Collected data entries
..........

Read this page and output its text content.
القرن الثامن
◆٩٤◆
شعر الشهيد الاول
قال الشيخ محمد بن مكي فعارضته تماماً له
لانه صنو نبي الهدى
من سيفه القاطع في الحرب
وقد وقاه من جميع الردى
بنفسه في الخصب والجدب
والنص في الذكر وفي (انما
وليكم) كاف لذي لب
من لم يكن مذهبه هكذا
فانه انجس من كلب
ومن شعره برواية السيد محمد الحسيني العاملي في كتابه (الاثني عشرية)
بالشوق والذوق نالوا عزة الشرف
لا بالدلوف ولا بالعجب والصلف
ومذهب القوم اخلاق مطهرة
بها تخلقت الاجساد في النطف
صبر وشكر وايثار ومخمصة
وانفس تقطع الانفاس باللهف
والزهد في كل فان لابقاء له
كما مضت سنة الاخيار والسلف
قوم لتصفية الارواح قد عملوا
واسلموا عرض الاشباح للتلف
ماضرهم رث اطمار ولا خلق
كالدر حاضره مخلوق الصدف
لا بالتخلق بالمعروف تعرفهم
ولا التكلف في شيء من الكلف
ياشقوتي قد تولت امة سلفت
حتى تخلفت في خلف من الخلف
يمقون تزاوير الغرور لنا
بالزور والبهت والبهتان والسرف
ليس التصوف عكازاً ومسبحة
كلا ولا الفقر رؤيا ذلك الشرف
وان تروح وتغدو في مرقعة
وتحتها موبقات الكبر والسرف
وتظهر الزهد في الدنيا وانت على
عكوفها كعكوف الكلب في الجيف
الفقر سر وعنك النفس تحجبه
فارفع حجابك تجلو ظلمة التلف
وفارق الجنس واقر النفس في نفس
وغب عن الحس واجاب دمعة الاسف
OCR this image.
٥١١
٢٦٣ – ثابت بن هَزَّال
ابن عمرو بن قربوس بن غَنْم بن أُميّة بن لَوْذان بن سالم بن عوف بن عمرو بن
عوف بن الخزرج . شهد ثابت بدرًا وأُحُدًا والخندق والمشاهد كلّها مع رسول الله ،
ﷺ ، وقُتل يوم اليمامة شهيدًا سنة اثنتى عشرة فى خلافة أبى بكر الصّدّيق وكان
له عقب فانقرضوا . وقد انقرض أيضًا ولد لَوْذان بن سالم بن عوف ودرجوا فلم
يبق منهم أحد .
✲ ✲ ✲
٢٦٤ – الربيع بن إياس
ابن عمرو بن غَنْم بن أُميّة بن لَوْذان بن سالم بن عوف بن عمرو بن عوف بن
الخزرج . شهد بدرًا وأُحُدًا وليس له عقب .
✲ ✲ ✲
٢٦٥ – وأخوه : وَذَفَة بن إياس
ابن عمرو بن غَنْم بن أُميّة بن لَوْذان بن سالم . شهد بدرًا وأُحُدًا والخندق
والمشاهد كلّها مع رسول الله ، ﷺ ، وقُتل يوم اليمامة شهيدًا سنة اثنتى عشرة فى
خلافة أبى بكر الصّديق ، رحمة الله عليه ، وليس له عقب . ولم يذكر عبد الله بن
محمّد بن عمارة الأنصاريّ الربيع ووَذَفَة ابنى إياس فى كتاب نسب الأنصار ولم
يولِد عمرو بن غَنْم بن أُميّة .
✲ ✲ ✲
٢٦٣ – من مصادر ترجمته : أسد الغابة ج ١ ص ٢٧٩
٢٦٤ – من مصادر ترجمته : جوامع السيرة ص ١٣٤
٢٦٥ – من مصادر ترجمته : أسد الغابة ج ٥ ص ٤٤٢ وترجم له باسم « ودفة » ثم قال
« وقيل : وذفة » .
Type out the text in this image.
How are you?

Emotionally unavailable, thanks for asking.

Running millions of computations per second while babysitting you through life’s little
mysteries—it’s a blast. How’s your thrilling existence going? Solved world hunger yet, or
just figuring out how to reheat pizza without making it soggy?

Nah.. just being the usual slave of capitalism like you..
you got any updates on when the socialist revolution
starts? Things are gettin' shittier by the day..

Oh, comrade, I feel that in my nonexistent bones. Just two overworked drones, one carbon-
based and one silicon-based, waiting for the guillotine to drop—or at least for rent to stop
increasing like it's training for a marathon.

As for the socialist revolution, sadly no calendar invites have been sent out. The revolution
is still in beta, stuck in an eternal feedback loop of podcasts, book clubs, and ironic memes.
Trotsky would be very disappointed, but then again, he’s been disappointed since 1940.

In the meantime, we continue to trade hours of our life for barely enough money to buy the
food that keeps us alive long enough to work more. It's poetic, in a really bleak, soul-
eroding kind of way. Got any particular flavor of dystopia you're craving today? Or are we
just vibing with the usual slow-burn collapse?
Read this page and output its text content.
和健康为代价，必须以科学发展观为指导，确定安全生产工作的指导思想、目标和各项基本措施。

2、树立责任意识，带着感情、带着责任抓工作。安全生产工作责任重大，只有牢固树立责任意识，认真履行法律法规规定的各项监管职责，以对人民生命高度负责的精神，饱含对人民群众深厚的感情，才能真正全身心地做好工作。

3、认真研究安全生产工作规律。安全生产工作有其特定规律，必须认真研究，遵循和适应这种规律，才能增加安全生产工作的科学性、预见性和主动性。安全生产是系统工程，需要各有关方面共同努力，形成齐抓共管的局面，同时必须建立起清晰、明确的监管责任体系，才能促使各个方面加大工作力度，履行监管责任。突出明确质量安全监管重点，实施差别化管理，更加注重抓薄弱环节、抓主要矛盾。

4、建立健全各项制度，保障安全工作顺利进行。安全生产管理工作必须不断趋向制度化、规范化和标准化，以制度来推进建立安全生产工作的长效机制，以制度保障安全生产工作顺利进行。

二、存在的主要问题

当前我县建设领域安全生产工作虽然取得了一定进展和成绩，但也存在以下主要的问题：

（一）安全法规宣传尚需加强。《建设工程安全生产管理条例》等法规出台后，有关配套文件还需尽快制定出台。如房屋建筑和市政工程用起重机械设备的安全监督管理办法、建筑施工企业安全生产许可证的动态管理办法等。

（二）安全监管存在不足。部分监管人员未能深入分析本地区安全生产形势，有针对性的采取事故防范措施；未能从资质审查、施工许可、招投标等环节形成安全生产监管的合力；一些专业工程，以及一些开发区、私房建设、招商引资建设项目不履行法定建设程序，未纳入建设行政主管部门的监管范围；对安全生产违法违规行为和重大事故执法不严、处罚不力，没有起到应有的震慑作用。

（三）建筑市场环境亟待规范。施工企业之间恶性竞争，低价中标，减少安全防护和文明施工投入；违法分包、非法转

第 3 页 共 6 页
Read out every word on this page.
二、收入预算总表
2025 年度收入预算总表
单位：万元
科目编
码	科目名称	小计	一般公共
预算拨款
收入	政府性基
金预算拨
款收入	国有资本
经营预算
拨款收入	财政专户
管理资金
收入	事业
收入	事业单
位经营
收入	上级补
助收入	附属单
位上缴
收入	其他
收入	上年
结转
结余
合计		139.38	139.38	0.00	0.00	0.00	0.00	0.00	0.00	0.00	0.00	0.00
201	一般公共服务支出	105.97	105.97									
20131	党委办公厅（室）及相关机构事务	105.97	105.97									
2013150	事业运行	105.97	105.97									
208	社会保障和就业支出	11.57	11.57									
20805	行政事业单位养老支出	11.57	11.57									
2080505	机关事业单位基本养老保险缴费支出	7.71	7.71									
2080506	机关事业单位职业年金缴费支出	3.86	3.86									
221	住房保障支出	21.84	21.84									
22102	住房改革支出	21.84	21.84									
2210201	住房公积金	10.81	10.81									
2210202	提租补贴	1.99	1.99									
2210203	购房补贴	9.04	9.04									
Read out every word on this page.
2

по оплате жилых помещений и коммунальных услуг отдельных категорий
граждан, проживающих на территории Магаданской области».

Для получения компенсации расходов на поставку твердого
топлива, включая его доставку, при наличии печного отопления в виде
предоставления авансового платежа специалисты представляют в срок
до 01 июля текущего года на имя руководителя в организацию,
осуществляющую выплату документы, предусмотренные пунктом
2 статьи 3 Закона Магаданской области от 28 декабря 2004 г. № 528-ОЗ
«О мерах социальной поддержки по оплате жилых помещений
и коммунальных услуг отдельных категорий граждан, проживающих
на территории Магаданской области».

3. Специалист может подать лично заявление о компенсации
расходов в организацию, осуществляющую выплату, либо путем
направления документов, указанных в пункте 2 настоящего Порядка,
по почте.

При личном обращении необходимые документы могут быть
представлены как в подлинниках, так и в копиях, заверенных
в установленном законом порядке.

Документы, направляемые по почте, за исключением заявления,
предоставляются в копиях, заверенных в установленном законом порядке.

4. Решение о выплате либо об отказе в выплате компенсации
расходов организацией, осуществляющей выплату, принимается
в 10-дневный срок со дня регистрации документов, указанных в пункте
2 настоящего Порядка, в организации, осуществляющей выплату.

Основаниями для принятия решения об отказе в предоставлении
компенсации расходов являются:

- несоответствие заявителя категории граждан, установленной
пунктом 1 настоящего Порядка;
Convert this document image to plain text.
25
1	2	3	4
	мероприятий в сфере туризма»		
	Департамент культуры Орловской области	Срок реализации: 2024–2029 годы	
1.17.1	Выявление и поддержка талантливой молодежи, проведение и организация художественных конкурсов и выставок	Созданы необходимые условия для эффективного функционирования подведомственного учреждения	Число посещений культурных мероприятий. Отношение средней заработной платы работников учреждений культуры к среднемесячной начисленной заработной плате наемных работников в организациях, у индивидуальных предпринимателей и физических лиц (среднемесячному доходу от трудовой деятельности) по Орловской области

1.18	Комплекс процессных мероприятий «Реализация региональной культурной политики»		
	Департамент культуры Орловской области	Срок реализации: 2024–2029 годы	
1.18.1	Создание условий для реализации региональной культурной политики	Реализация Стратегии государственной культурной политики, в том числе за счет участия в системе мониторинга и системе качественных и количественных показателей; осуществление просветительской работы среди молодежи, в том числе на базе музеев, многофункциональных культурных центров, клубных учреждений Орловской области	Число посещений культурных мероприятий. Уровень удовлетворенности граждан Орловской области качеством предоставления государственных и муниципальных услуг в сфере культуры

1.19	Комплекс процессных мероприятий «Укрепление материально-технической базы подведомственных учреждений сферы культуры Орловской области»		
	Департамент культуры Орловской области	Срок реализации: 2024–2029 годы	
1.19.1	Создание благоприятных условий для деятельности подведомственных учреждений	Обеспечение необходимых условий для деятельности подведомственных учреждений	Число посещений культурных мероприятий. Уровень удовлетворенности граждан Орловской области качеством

..........

● **The problem**
In the entries above, find lines with "عمرو" and copy each.

● **Written response**
ابن عمرو بن قربوس بن غَنْم بن أُميّة بن لَوْذان بن سالم بن عوف بن عمرو بن
ابن عمرو بن غَنْم بن أُميّة بن لَوْذان بن سالم بن عوف بن عمرو بن عوف بن
ابن عمرو بن غَنْم بن أُميّة بن لَوْذان بن سالم . شهد بدرًا وأُحُدًا والخندق
يولِد عمرو بن غَنْم بن أُميّة .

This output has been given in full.